▸ Exercise materials
## start

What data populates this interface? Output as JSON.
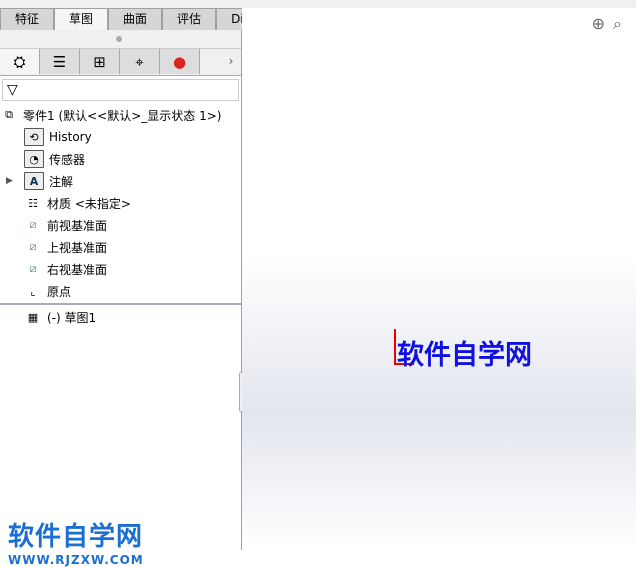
{
  "tabs": [
    "特征",
    "草图",
    "曲面",
    "评估",
    "DimXpert"
  ],
  "active_tab": 1,
  "tree": {
    "root": "零件1  (默认<<默认>_显示状态 1>)",
    "items": [
      "History",
      "传感器",
      "注解",
      "材质 <未指定>",
      "前视基准面",
      "上视基准面",
      "右视基准面",
      "原点"
    ],
    "sketch": "(-) 草图1"
  },
  "viewport": {
    "sketch_text": "软件自学网"
  },
  "watermark": {
    "title": "软件自学网",
    "url": "WWW.RJZXW.COM"
  }
}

## end

▸ Challenge
Without including the pictures, reproduce all entries exactly.

▸ Solved problem
What data populates this interface? Output as JSON.
{
  "tabs": [
    "特征",
    "草图",
    "曲面",
    "评估",
    "DimXpert"
  ],
  "active_tab": 1,
  "tree": {
    "root": "零件1  (默认<<默认>_显示状态 1>)",
    "items": [
      "History",
      "传感器",
      "注解",
      "材质 <未指定>",
      "前视基准面",
      "上视基准面",
      "右视基准面",
      "原点"
    ],
    "sketch": "(-) 草图1"
  },
  "viewport": {
    "sketch_text": "软件自学网"
  },
  "watermark": {
    "title": "软件自学网",
    "url": "WWW.RJZXW.COM"
  }
}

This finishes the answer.